List the lines of this listing that hold the word "Switch".

──────── Entries provided

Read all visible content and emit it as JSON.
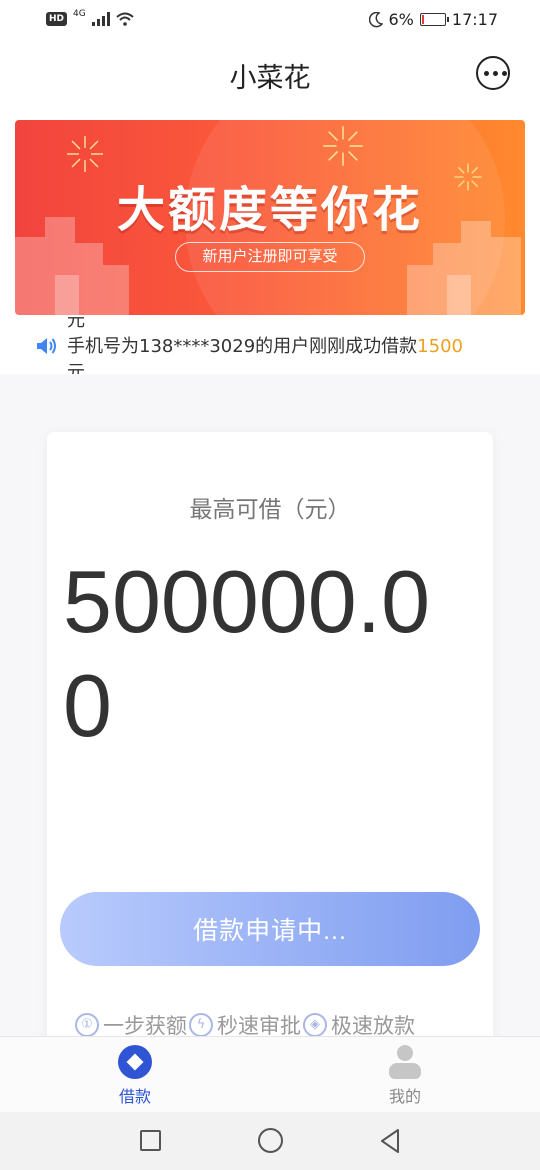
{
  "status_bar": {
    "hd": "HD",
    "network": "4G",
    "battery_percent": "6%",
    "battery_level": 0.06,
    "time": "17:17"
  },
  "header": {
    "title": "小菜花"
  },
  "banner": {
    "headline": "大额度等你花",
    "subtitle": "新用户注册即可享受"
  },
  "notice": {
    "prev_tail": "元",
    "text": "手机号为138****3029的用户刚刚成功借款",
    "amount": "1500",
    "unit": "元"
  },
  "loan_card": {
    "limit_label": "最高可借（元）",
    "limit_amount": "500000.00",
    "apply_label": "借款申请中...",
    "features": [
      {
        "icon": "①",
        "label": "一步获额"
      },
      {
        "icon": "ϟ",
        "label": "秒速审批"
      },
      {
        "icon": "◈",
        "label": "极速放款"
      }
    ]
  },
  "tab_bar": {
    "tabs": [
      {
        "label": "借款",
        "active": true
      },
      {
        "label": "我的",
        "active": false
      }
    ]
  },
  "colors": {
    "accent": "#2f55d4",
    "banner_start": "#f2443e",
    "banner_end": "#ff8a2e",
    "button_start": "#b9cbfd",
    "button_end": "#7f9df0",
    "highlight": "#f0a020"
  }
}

────────────────
──────── Entries provided

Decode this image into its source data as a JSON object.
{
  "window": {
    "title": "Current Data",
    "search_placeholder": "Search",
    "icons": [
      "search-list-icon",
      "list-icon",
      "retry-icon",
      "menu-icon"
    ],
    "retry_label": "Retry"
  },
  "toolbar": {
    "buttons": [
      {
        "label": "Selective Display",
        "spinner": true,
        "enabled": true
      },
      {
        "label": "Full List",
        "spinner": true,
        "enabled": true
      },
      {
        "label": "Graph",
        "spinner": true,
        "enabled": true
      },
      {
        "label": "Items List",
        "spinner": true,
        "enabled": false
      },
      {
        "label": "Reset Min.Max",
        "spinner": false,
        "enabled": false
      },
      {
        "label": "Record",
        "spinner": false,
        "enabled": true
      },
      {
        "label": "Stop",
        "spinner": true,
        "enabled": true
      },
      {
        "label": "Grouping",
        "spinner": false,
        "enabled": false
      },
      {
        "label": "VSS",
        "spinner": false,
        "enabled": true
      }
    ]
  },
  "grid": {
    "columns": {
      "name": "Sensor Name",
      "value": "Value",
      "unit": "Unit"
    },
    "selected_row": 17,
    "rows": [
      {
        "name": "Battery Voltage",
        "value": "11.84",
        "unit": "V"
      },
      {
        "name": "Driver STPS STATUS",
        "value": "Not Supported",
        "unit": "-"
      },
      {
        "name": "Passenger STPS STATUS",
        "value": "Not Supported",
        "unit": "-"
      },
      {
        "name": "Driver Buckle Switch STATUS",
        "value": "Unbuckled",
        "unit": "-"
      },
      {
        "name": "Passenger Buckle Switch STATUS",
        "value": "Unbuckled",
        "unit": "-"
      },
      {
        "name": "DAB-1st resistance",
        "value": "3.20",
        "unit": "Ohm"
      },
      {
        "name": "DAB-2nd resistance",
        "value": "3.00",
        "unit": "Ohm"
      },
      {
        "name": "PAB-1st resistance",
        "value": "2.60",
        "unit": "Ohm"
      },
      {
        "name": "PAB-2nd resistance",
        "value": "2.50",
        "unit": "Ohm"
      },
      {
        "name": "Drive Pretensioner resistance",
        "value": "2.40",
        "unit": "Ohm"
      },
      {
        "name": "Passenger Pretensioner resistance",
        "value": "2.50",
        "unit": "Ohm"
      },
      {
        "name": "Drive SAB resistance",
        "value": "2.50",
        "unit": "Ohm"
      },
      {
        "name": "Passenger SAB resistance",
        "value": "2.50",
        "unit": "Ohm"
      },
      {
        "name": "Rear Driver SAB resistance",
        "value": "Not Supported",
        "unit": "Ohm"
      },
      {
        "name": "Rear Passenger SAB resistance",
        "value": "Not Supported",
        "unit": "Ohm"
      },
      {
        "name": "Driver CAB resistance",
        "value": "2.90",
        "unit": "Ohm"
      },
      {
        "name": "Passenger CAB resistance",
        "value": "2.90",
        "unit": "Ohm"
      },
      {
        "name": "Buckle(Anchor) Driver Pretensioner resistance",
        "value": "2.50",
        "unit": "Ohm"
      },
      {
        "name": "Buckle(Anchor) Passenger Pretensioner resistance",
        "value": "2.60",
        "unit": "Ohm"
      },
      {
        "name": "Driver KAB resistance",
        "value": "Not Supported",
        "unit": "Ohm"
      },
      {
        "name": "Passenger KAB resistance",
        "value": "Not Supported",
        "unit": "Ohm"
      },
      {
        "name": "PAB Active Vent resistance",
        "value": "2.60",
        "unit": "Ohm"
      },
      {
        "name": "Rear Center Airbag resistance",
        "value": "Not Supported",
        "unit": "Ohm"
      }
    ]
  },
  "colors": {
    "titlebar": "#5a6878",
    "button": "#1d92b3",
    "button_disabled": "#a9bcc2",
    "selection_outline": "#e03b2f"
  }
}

────────────────
──────── Entries provided

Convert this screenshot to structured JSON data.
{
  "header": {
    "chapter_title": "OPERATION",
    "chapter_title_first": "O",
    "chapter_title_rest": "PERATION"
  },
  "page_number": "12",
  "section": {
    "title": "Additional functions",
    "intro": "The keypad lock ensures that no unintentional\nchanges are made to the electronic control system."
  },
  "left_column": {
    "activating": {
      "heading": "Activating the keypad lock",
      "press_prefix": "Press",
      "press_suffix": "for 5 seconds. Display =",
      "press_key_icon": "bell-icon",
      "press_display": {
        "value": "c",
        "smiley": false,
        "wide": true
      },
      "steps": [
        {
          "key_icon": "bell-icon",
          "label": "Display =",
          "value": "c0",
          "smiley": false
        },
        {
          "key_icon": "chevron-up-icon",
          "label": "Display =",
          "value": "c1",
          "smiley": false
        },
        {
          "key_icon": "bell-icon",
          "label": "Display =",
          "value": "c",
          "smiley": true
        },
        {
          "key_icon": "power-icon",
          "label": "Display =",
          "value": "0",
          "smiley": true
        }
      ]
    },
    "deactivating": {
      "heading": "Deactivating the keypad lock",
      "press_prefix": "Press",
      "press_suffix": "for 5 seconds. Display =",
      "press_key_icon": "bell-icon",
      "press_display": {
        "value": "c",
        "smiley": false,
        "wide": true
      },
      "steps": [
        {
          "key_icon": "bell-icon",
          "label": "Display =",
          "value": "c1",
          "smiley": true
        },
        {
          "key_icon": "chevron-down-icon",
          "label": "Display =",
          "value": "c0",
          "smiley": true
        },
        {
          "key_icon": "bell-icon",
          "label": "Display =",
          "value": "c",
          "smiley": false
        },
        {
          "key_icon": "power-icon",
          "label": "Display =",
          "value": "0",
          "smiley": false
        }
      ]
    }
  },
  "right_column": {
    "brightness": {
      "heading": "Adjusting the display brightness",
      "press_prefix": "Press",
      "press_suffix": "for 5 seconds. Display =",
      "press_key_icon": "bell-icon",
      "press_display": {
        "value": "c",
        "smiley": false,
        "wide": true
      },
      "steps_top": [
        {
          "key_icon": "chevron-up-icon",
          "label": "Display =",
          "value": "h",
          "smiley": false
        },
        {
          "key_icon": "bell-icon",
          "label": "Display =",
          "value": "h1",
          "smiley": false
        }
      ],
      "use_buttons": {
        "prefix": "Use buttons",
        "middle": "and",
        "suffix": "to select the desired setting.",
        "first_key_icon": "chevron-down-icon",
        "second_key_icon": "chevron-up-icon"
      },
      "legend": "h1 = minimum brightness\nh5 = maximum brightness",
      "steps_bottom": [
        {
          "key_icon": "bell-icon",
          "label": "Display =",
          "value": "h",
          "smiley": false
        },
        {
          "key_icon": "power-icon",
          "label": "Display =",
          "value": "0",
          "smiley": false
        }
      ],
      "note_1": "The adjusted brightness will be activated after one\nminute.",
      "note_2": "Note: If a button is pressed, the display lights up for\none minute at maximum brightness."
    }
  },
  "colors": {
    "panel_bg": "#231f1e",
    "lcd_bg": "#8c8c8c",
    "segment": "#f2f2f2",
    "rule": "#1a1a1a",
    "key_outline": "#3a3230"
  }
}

────────────────

**Task solution:**
        "name": "Driver Buckle Switch STATUS",
        "name": "Passenger Buckle Switch STATUS",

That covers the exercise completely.